--- Task to carry out ---
Give the number of lines that contain the string "Omicron", and nothing else.

Lines of data:
----------

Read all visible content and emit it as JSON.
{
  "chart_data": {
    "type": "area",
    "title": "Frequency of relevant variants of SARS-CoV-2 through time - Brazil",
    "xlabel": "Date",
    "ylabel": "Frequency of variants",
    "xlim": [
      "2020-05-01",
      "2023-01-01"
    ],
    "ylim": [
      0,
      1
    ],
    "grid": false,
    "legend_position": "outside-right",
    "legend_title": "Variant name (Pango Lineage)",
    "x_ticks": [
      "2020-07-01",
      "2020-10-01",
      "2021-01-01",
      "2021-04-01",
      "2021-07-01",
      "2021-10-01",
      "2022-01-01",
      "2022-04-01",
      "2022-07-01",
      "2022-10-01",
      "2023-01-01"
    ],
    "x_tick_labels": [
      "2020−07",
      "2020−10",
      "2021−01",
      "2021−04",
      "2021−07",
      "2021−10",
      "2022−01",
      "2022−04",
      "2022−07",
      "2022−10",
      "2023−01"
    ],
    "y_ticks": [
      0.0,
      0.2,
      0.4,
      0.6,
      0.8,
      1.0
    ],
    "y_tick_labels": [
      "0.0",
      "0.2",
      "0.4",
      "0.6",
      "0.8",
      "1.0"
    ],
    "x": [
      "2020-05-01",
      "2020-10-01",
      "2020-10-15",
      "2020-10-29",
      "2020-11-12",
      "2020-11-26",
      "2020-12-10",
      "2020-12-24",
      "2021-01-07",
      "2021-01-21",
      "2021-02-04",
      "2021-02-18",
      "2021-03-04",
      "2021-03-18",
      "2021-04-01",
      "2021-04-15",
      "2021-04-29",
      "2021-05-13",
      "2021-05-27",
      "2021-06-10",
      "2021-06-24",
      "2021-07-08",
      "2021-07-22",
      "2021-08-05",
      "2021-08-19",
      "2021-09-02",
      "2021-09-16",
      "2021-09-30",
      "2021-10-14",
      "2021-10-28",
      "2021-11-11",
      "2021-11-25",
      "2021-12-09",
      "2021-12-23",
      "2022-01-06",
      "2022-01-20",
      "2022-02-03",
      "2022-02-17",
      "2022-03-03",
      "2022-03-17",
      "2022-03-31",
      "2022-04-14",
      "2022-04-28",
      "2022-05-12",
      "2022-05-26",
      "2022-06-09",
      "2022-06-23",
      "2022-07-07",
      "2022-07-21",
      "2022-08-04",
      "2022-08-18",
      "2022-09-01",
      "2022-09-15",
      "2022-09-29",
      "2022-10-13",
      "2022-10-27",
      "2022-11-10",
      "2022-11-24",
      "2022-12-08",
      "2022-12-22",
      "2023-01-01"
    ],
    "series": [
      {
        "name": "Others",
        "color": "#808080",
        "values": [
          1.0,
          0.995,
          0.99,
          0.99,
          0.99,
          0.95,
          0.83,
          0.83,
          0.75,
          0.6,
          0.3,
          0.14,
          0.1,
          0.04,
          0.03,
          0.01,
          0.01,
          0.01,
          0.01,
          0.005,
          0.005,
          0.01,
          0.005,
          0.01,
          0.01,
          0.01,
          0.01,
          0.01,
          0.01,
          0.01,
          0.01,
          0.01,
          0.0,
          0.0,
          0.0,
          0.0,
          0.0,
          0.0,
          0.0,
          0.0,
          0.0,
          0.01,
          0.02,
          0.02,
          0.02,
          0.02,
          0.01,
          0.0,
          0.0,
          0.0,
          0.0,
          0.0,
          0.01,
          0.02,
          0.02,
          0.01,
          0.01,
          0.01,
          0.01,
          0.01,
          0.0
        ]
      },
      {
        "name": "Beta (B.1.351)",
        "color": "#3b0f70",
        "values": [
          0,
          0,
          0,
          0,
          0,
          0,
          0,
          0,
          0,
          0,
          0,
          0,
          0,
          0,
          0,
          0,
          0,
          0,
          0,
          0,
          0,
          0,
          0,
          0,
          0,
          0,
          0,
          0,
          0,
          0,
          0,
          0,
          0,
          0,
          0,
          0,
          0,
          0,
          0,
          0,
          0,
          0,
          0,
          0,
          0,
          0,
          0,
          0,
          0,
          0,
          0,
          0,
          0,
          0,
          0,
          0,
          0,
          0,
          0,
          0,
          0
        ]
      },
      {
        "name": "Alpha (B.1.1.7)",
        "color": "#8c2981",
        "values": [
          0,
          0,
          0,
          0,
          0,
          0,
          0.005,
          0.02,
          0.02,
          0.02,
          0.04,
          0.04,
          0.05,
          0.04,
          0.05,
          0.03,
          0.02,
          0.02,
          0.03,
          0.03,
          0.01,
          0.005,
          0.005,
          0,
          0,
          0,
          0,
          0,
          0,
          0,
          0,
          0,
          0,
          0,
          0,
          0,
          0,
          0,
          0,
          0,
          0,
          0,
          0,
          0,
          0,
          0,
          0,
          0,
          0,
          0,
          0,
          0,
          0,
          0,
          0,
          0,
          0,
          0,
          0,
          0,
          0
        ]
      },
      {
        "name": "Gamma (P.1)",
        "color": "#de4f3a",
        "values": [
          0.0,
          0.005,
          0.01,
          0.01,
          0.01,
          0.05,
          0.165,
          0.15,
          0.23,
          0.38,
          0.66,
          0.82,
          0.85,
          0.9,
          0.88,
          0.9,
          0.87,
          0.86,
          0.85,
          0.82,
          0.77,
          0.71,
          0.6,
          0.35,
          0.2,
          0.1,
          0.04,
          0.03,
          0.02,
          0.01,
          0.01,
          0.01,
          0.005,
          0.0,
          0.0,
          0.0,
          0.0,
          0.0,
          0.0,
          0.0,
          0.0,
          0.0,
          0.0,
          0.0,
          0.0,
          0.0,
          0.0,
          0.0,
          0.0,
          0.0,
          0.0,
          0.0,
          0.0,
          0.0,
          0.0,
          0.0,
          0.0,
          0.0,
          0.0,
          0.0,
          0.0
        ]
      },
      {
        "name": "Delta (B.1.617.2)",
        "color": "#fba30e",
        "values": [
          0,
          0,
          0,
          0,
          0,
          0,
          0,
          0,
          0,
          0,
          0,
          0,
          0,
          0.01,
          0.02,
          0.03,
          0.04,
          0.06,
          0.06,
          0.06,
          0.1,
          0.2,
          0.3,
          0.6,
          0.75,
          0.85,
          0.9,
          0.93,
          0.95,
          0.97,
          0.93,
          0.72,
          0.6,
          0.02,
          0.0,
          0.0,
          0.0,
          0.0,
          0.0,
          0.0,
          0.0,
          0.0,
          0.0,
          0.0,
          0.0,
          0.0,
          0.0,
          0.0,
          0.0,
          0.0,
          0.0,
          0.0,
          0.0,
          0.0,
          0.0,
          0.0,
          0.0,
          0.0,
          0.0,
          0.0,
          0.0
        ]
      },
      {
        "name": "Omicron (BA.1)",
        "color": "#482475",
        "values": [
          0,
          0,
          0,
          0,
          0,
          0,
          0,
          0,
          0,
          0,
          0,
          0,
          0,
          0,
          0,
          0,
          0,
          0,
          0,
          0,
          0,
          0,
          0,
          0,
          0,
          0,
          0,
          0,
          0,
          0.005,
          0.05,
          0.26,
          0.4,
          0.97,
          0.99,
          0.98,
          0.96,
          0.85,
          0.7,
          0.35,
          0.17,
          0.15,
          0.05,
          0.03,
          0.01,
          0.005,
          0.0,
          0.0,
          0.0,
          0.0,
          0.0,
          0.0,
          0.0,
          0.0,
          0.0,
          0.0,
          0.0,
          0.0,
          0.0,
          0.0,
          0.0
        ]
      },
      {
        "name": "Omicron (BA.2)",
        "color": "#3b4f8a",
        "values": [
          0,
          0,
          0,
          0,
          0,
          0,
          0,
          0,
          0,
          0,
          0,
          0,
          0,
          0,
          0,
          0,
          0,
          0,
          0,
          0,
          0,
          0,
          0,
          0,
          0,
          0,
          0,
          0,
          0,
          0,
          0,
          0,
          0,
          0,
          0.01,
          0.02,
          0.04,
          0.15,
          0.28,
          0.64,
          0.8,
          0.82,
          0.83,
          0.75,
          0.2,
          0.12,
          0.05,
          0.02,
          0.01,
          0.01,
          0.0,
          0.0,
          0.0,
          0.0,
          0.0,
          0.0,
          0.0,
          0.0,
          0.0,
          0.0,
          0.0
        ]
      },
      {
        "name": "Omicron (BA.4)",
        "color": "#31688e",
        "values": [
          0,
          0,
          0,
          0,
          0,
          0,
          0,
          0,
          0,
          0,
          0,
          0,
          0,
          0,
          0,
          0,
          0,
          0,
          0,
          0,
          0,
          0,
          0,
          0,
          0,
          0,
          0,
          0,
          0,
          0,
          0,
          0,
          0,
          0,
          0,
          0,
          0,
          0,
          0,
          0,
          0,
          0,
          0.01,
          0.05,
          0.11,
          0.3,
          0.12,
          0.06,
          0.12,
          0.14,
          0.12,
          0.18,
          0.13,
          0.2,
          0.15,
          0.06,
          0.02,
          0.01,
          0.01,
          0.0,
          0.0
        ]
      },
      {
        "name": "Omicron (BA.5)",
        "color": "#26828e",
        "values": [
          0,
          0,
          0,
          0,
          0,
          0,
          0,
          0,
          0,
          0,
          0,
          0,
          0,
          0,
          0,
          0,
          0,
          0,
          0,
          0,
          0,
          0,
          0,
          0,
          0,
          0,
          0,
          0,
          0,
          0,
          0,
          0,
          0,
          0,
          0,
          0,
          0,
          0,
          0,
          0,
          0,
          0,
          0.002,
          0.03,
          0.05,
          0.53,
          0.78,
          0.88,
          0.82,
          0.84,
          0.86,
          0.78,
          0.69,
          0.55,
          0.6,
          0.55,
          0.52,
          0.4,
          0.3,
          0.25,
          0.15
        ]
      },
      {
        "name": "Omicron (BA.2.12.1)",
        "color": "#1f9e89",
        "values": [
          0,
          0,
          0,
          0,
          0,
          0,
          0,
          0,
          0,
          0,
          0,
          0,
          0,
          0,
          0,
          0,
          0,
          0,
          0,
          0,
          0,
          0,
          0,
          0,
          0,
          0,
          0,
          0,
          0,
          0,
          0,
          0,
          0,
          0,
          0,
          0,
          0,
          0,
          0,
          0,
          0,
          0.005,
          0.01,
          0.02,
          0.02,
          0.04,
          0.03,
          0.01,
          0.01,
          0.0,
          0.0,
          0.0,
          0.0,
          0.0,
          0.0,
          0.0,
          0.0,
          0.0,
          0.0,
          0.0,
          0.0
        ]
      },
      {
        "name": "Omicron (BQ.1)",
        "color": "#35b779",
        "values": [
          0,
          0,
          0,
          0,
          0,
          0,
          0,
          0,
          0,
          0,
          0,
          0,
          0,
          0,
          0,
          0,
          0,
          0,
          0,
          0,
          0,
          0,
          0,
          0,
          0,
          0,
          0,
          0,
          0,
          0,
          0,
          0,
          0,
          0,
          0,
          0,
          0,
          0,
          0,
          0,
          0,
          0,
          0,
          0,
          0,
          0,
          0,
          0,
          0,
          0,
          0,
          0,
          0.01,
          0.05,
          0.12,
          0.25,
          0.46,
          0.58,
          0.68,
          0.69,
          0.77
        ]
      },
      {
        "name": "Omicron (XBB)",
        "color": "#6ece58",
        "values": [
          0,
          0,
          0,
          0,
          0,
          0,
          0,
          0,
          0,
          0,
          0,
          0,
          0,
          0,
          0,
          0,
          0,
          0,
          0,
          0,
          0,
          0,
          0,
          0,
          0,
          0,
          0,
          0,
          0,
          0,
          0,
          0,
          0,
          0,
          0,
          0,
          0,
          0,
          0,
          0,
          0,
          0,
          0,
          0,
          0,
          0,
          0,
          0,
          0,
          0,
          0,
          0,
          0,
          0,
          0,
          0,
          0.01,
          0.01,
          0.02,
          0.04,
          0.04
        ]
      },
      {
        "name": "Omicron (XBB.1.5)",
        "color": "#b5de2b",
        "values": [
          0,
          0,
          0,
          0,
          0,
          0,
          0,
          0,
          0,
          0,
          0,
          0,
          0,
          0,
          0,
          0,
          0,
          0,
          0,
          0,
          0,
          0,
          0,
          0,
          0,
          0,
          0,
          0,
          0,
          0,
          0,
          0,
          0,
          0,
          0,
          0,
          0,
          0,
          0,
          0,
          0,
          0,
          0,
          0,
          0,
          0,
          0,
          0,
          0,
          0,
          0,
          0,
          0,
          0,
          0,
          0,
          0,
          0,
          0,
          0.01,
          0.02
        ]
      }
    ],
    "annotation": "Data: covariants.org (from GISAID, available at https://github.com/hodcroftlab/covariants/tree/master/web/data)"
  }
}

----------

--- Solution ---
8